What needs to be done
All entries must be repeated exactly; do not include the pictures.

Dataset content
>>
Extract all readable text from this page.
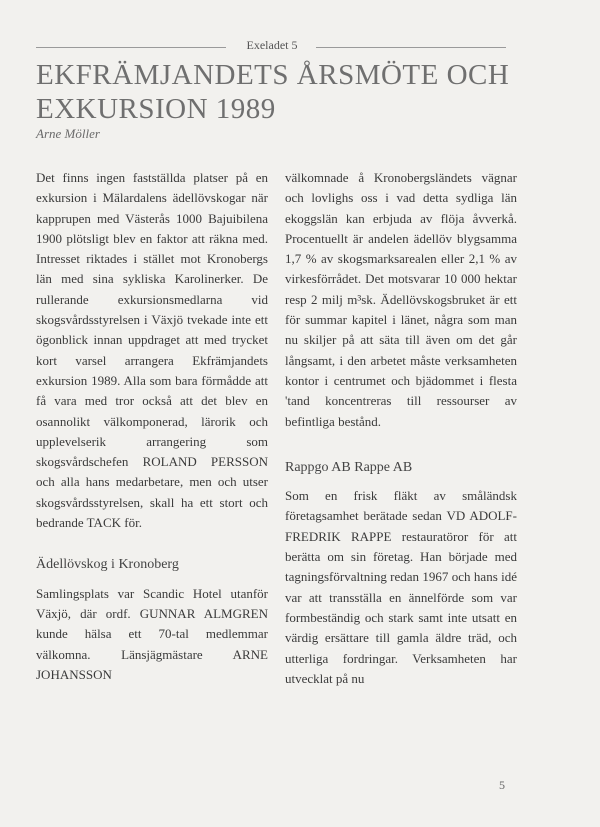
Exeladet 5
EKFRÄMJANDETS ÅRSMÖTE OCH EXKURSION 1989
Arne Möller

Det finns ingen fastställda platser på en exkursion i Mälardalens ädellövskogar när kapprupen med Västerås 1000 Bajuibilena 1900 plötsligt blev en faktor att räkna med. Intresset riktades i stället mot Kronobergs län med sina sykliska Karolinerker. De rullerande exkursionsmedlarna vid skogsvårdsstyrelsen i Växjö tvekade inte ett ögonblick innan uppdraget att med trycket kort varsel arrangera Ekfrämjandets exkursion 1989. Alla som bara förmådde att få vara med tror också att det blev en osannolikt välkomponerad, lärorik och upplevelserik arrangering som skogsvårdschefen ROLAND PERSSON och alla hans medarbetare, men och utser skogsvårdsstyrelsen, skall ha ett stort och bedrande TACK för.

Ädellövskog i Kronoberg

Samlingsplats var Scandic Hotel utanför Växjö, där ordf. GUNNAR ALMGREN kunde hälsa ett 70-tal medlemmar välkomna. Länsjägmästare ARNE JOHANSSON

välkomnade å Kronobergsländets vägnar och lovlighs oss i vad detta sydliga län ekoggslän kan erbjuda av flöja åvverkå. Procentuellt är andelen ädellöv blygsamma 1,7 % av skogsmarksarealen eller 2,1 % av virkesförrådet. Det motsvarar 10 000 hektar resp 2 milj m³sk. Ädellövskogsbruket är ett för summar kapitel i länet, några som man nu skiljer på att säta till även om det går långsamt, i den arbetet måste verksamheten kontor i centrumet och bjädommet i flesta 'tand koncentreras till ressourser av befintliga bestånd.

Rappgo AB Rappe AB

Som en frisk fläkt av småländsk företagsamhet berätade sedan VD ADOLF-FREDRIK RAPPE restauratöror för att berätta om sin företag. Han började med tagningsförvaltning redan 1967 och hans idé var att transställa en ännelförde som var formbeständig och stark samt inte utsatt en värdig ersättare till gamla äldre träd, och utterliga fordringar. Verksamheten har utvecklat på nu

5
<<
Complete response
Extract all readable text from this page.
Exeladet 5
EKFRÄMJANDETS ÅRSMÖTE OCH EXKURSION 1989
Arne Möller

Det finns ingen fastställda platser på en exkursion i Mälardalens ädellövskogar när kapprupen med Västerås 1000 Bajuibilena 1900 plötsligt blev en faktor att räkna med. Intresset riktades i stället mot Kronobergs län med sina sykliska Karolinerker. De rullerande exkursionsmedlarna vid skogsvårdsstyrelsen i Växjö tvekade inte ett ögonblick innan uppdraget att med trycket kort varsel arrangera Ekfrämjandets exkursion 1989. Alla som bara förmådde att få vara med tror också att det blev en osannolikt välkomponerad, lärorik och upplevelserik arrangering som skogsvårdschefen ROLAND PERSSON och alla hans medarbetare, men och utser skogsvårdsstyrelsen, skall ha ett stort och bedrande TACK för.

Ädellövskog i Kronoberg

Samlingsplats var Scandic Hotel utanför Växjö, där ordf. GUNNAR ALMGREN kunde hälsa ett 70-tal medlemmar välkomna. Länsjägmästare ARNE JOHANSSON

välkomnade å Kronobergsländets vägnar och lovlighs oss i vad detta sydliga län ekoggslän kan erbjuda av flöja åvverkå. Procentuellt är andelen ädellöv blygsamma 1,7 % av skogsmarksarealen eller 2,1 % av virkesförrådet. Det motsvarar 10 000 hektar resp 2 milj m³sk. Ädellövskogsbruket är ett för summar kapitel i länet, några som man nu skiljer på att säta till även om det går långsamt, i den arbetet måste verksamheten kontor i centrumet och bjädommet i flesta 'tand koncentreras till ressourser av befintliga bestånd.

Rappgo AB Rappe AB

Som en frisk fläkt av småländsk företagsamhet berätade sedan VD ADOLF-FREDRIK RAPPE restauratöror för att berätta om sin företag. Han började med tagningsförvaltning redan 1967 och hans idé var att transställa en ännelförde som var formbeständig och stark samt inte utsatt en värdig ersättare till gamla äldre träd, och utterliga fordringar. Verksamheten har utvecklat på nu

5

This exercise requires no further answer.